— Raw records —
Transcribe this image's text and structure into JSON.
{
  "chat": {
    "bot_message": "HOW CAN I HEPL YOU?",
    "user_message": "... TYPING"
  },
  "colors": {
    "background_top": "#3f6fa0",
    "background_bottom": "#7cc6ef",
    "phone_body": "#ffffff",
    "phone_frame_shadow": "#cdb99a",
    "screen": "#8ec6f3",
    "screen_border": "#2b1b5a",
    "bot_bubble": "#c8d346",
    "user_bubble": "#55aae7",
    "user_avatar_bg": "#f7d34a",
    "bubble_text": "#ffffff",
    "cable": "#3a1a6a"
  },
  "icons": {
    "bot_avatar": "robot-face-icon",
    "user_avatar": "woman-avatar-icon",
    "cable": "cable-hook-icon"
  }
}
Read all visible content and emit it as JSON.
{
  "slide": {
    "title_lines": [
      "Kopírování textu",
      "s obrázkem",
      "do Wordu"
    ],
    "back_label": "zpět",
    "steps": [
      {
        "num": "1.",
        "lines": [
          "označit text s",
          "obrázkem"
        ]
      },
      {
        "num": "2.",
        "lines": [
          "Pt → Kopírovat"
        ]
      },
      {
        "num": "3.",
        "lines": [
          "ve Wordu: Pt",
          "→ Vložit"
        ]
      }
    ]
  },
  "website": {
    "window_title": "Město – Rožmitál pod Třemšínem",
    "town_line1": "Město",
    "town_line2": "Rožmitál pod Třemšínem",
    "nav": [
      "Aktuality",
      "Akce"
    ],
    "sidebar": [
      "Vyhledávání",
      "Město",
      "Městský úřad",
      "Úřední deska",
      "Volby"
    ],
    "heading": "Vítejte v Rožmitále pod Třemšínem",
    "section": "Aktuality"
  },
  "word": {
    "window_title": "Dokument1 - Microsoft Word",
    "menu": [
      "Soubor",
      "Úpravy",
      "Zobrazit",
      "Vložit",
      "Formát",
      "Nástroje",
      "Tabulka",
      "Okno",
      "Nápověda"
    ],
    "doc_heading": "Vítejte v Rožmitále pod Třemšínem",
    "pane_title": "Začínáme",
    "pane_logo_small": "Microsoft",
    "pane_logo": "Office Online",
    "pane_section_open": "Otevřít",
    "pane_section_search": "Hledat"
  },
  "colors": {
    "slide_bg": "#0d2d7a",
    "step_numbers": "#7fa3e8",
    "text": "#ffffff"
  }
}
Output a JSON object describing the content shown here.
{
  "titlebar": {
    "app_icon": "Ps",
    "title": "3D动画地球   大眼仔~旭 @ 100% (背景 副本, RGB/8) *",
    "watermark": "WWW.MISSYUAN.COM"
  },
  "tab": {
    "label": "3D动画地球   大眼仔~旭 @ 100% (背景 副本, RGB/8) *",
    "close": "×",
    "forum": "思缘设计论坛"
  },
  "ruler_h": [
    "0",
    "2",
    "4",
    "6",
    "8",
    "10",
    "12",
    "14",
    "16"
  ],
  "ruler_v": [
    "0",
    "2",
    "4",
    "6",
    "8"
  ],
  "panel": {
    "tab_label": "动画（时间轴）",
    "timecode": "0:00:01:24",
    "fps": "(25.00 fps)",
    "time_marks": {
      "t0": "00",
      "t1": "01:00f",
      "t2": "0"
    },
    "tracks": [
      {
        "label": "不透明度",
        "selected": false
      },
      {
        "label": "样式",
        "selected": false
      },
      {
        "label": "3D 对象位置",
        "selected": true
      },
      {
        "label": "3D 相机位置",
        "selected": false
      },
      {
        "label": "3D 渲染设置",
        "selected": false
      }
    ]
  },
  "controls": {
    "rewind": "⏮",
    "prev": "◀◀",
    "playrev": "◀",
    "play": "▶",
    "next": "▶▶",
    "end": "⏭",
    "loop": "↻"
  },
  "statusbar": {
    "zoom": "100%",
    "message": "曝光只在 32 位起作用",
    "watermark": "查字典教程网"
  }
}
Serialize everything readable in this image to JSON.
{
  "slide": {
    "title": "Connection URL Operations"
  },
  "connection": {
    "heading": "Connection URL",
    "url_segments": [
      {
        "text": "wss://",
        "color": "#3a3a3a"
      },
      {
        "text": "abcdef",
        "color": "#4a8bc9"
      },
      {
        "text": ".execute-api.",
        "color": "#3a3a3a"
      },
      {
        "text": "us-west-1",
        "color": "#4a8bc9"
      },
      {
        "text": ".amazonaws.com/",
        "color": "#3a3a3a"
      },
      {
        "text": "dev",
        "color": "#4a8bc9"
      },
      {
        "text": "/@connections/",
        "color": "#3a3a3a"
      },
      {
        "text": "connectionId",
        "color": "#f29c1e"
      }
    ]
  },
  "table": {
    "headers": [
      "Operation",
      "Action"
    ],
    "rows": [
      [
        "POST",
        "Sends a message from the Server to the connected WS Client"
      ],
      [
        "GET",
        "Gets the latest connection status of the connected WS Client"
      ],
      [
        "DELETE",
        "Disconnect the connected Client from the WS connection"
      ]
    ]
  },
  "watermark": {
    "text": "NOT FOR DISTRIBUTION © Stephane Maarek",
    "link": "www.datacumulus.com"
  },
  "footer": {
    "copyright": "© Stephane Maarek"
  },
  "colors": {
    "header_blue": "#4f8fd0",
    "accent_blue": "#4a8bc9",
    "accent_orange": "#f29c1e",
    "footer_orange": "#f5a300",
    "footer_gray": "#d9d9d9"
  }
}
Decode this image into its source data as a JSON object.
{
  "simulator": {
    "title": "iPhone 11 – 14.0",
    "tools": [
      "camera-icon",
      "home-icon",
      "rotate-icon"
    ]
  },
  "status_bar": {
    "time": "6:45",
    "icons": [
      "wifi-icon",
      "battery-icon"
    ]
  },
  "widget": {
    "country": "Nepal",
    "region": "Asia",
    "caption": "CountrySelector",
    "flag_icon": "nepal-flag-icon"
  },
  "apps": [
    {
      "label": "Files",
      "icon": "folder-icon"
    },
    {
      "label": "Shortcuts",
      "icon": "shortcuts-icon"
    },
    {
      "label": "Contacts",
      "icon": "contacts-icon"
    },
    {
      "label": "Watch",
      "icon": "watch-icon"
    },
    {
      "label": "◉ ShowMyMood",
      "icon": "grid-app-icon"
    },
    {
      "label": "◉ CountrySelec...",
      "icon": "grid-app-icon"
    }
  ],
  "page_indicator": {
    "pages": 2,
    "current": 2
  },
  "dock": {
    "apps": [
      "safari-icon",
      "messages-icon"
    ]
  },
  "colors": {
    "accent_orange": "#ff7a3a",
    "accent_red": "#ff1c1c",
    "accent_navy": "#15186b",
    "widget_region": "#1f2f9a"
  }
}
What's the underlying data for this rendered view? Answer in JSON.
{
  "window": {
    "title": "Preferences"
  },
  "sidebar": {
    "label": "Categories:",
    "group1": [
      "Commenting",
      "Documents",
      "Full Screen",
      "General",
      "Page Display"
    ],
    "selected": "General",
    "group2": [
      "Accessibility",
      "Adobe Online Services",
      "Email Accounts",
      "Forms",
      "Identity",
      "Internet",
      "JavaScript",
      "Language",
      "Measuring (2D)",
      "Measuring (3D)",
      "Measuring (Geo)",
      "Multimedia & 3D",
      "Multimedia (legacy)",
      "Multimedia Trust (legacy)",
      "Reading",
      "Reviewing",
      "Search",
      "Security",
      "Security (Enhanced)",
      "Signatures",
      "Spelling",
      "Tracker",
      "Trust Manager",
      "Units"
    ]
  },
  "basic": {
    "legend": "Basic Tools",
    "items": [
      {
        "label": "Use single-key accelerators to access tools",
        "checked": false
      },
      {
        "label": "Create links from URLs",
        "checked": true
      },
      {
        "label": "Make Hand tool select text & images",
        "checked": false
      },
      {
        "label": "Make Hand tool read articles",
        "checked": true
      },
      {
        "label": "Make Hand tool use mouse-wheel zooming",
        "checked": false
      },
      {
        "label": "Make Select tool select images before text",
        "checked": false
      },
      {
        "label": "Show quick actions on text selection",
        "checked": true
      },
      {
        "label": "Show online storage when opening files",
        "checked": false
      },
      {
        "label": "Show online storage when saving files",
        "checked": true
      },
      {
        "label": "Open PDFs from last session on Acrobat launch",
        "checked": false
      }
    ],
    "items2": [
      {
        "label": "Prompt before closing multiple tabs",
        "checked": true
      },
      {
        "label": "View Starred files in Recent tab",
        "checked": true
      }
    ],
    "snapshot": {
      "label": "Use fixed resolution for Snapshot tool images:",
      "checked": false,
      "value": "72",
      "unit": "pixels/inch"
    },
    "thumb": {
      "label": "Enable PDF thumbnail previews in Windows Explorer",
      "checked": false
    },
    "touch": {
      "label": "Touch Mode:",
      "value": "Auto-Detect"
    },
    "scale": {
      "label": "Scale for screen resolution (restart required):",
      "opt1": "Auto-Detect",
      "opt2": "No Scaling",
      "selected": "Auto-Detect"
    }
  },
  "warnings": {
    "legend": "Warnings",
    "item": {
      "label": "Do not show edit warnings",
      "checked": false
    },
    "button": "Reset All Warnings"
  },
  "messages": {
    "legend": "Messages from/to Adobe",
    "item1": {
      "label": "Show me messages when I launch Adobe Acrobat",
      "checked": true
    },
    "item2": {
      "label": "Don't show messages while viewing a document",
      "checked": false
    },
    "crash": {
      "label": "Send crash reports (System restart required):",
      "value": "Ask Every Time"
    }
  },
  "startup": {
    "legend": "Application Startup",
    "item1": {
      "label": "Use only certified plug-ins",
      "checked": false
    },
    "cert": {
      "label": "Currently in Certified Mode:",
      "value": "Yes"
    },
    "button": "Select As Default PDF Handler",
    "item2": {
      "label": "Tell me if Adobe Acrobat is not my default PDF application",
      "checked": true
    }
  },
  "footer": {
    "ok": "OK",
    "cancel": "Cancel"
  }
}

— WHAT YOU WILL DO —
Using the listing above, list every line in which the string "Rožmitále" occurs.

— FULL ANSWER —
    "heading": "Vítejte v Rožmitále pod Třemšínem",
    "doc_heading": "Vítejte v Rožmitále pod Třemšínem",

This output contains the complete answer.